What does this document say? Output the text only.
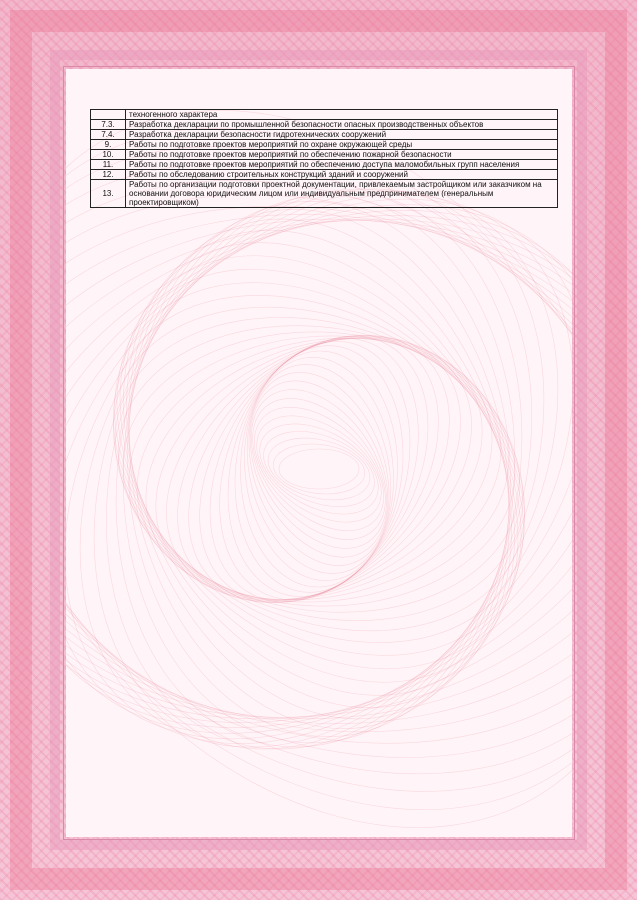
	техногенного характера
7.3.	Разработка декларации по промышленной безопасности опасных производственных объектов
7.4.	Разработка декларации безопасности гидротехнических сооружений
9.	Работы по подготовке проектов мероприятий по охране окружающей среды
10.	Работы по подготовке проектов мероприятий по обеспечению пожарной безопасности
11.	Работы по подготовке проектов мероприятий по обеспечению доступа маломобильных групп населения
12.	Работы по обследованию строительных конструкций зданий и сооружений
13.	Работы по организации подготовки проектной документации, привлекаемым застройщиком или заказчиком на основании договора юридическим лицом или индивидуальным предпринимателем (генеральным проектировщиком)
+ + +
What you will do: Go through the listing above and write it all out exactly, leaving out any picture.

Exercise output:
What does this document say? Output the text only.
	техногенного характера
7.3.	Разработка декларации по промышленной безопасности опасных производственных объектов
7.4.	Разработка декларации безопасности гидротехнических сооружений
9.	Работы по подготовке проектов мероприятий по охране окружающей среды
10.	Работы по подготовке проектов мероприятий по обеспечению пожарной безопасности
11.	Работы по подготовке проектов мероприятий по обеспечению доступа маломобильных групп населения
12.	Работы по обследованию строительных конструкций зданий и сооружений
13.	Работы по организации подготовки проектной документации, привлекаемым застройщиком или заказчиком на основании договора юридическим лицом или индивидуальным предпринимателем (генеральным проектировщиком)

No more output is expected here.